Excerpt from a dataset
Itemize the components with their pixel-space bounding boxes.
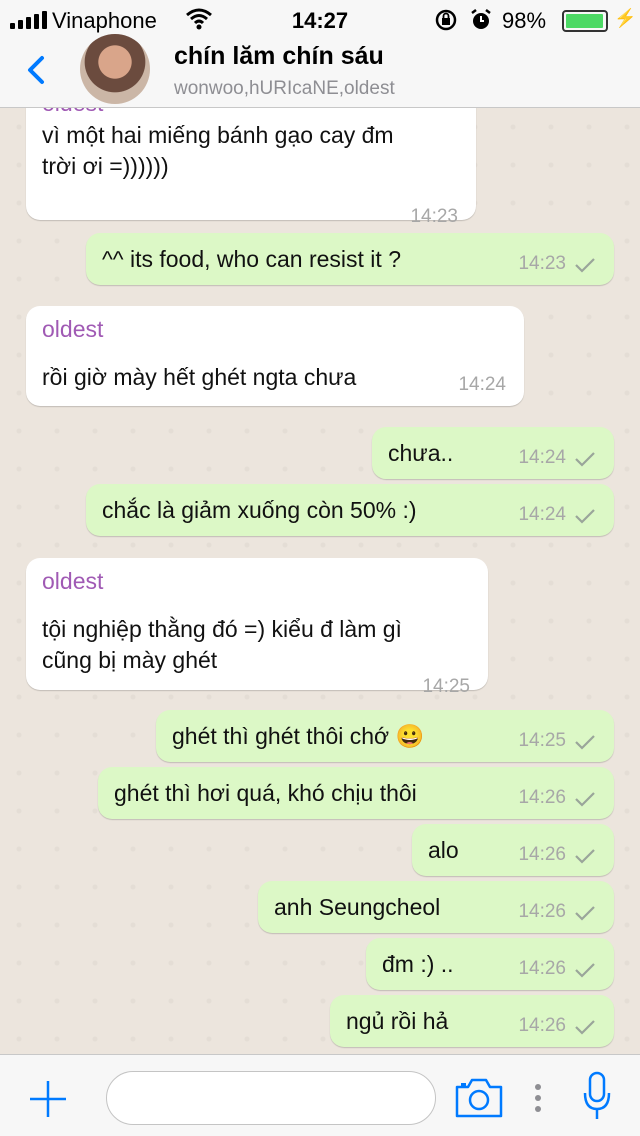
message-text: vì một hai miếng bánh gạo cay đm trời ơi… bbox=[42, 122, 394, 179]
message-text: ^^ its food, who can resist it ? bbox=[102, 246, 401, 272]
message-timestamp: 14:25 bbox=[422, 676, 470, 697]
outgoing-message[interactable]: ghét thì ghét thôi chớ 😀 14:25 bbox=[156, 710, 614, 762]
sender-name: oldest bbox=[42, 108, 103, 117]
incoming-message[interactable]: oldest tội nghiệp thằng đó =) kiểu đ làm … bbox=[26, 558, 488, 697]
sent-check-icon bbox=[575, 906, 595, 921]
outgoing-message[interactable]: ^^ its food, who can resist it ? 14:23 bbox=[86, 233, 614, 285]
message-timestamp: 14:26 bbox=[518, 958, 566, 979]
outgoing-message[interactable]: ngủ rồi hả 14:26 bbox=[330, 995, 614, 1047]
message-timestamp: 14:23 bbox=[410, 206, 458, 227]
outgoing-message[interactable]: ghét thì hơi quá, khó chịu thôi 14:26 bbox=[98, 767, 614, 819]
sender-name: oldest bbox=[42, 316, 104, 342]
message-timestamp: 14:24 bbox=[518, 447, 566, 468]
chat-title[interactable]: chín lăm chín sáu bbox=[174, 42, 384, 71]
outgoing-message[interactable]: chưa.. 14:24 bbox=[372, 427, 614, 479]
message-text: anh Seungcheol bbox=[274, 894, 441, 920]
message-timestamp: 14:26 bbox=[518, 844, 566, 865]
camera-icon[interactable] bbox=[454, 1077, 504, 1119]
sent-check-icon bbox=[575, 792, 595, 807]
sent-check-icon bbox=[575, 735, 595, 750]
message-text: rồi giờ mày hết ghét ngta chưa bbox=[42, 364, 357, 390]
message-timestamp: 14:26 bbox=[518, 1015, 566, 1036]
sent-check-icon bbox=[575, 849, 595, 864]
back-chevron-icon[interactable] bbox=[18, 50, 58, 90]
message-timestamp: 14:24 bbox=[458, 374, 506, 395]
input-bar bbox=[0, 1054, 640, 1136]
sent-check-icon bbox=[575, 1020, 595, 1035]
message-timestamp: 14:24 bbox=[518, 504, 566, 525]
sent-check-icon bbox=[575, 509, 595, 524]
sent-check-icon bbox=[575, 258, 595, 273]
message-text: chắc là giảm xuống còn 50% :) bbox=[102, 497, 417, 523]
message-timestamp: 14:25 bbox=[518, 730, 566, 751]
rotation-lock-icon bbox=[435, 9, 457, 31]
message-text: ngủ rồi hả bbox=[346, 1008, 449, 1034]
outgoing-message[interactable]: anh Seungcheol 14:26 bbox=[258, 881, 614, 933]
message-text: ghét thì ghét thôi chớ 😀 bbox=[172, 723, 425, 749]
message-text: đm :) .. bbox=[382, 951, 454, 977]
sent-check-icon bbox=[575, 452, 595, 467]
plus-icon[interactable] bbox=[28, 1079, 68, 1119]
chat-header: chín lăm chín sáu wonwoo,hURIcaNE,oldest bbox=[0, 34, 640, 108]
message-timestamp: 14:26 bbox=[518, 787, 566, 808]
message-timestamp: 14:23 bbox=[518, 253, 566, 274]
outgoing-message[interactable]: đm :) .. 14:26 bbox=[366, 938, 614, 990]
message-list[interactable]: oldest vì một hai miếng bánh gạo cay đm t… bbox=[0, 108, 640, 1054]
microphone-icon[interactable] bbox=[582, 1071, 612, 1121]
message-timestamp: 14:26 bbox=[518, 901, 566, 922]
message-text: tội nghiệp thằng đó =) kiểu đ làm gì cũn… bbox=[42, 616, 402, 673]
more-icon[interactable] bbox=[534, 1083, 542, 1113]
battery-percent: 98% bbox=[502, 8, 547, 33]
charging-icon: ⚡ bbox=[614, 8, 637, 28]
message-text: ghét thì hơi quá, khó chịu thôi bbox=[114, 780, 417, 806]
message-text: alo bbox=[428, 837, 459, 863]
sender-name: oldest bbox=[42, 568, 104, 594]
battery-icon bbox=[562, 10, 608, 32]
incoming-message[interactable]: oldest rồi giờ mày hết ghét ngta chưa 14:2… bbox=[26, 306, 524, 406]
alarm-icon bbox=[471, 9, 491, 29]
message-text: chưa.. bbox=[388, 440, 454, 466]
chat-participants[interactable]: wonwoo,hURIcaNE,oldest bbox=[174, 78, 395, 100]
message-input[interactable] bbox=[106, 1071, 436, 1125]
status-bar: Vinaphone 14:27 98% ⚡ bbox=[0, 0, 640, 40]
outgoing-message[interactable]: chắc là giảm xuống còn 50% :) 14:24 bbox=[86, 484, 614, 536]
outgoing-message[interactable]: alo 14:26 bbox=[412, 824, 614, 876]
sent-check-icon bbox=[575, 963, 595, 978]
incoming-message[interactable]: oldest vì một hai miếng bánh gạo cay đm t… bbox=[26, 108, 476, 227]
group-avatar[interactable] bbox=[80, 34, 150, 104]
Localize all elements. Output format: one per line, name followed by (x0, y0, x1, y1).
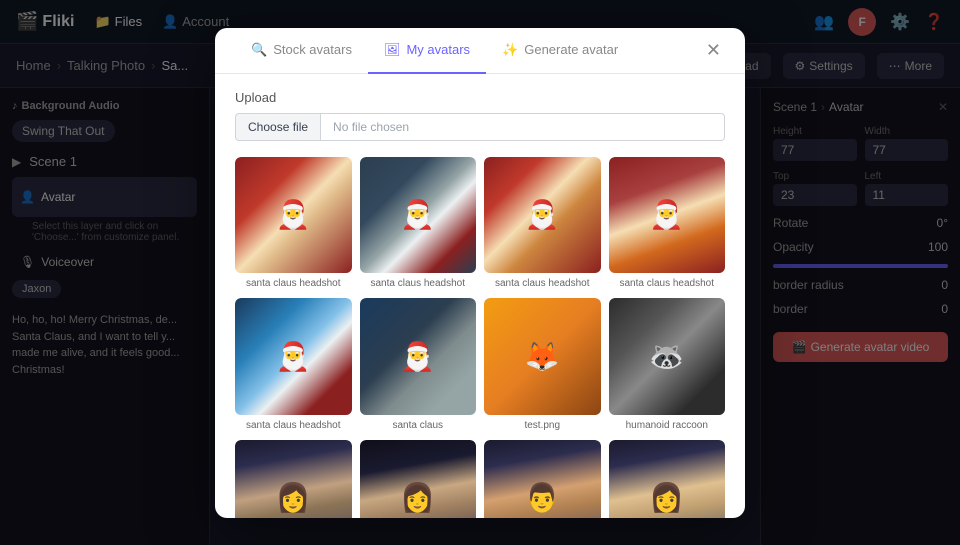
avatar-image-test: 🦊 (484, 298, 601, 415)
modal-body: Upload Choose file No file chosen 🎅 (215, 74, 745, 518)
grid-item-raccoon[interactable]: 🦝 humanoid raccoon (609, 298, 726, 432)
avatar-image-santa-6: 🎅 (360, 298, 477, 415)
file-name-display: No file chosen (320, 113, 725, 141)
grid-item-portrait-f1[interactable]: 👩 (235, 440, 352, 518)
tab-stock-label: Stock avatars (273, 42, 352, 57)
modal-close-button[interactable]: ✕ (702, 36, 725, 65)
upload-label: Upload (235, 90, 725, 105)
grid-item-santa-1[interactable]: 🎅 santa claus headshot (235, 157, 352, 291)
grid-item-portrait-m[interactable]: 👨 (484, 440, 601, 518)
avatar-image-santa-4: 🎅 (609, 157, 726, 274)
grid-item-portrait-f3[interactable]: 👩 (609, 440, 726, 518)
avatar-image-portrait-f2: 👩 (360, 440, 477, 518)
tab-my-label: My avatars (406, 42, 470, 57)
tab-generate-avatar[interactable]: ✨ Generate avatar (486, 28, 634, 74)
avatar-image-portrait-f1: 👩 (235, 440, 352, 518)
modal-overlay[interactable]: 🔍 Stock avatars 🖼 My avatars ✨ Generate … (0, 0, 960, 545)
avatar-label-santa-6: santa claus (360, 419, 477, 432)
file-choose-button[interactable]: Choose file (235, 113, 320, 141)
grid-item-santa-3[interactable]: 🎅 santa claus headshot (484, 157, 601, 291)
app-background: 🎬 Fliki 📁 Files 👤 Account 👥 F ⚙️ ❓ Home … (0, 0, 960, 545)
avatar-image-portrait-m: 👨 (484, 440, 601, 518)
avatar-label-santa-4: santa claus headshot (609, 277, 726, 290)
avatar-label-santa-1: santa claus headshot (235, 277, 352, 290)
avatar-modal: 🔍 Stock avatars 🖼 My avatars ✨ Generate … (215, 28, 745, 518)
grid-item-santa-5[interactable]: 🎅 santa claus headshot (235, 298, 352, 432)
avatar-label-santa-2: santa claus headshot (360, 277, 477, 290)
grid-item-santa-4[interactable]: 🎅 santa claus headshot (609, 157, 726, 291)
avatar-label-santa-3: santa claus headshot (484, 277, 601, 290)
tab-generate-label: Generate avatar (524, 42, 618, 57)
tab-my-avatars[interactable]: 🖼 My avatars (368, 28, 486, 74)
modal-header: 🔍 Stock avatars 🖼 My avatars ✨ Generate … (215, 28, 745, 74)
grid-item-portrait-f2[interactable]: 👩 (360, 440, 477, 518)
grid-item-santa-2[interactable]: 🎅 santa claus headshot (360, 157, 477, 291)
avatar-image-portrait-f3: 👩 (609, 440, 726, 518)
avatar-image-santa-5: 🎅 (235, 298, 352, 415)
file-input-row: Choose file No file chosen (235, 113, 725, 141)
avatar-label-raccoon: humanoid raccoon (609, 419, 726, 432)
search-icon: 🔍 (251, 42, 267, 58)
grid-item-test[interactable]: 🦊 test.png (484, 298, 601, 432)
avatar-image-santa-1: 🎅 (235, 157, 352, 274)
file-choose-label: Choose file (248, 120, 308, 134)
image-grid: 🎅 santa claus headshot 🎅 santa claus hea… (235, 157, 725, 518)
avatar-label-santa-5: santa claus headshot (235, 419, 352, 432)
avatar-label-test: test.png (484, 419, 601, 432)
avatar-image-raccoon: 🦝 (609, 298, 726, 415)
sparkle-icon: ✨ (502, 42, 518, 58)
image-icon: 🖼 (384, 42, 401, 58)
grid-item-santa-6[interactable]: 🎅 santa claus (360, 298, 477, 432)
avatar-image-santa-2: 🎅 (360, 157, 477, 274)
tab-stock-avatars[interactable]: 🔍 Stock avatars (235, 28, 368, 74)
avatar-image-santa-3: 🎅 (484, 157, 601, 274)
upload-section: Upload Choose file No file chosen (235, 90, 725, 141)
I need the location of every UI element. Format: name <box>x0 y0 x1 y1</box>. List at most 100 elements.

**Instruction**.
Please quote the lines between the one holding "message-text: vì một" and the one holding "sent-check-icon bbox=[575, 1020, 595, 1035]", inclusive.

**Written answer**.
message-text: vì một hai miếng bánh gạo cay đm trời ơi… bbox=[42, 122, 394, 179]
message-text: ^^ its food, who can resist it ? bbox=[102, 246, 401, 272]
message-timestamp: 14:25 bbox=[422, 676, 470, 697]
outgoing-message[interactable]: ghét thì ghét thôi chớ 😀 14:25 bbox=[156, 710, 614, 762]
sender-name: oldest bbox=[42, 108, 103, 117]
incoming-message[interactable]: oldest tội nghiệp thằng đó =) kiểu đ làm … bbox=[26, 558, 488, 697]
sent-check-icon bbox=[575, 906, 595, 921]
outgoing-message[interactable]: ^^ its food, who can resist it ? 14:23 bbox=[86, 233, 614, 285]
message-timestamp: 14:26 bbox=[518, 958, 566, 979]
outgoing-message[interactable]: ngủ rồi hả 14:26 bbox=[330, 995, 614, 1047]
message-timestamp: 14:23 bbox=[410, 206, 458, 227]
outgoing-message[interactable]: ghét thì hơi quá, khó chịu thôi 14:26 bbox=[98, 767, 614, 819]
sender-name: oldest bbox=[42, 316, 104, 342]
message-timestamp: 14:24 bbox=[518, 447, 566, 468]
chat-title[interactable]: chín lăm chín sáu bbox=[174, 42, 384, 71]
outgoing-message[interactable]: chưa.. 14:24 bbox=[372, 427, 614, 479]
message-text: anh Seungcheol bbox=[274, 894, 441, 920]
message-timestamp: 14:26 bbox=[518, 844, 566, 865]
camera-icon[interactable] bbox=[454, 1077, 504, 1119]
sent-check-icon bbox=[575, 792, 595, 807]
sent-check-icon bbox=[575, 735, 595, 750]
message-text: rồi giờ mày hết ghét ngta chưa bbox=[42, 364, 357, 390]
message-timestamp: 14:26 bbox=[518, 1015, 566, 1036]
sent-check-icon bbox=[575, 849, 595, 864]
back-chevron-icon[interactable] bbox=[18, 50, 58, 90]
message-timestamp: 14:24 bbox=[458, 374, 506, 395]
input-bar bbox=[0, 1054, 640, 1136]
sent-check-icon bbox=[575, 1020, 595, 1035]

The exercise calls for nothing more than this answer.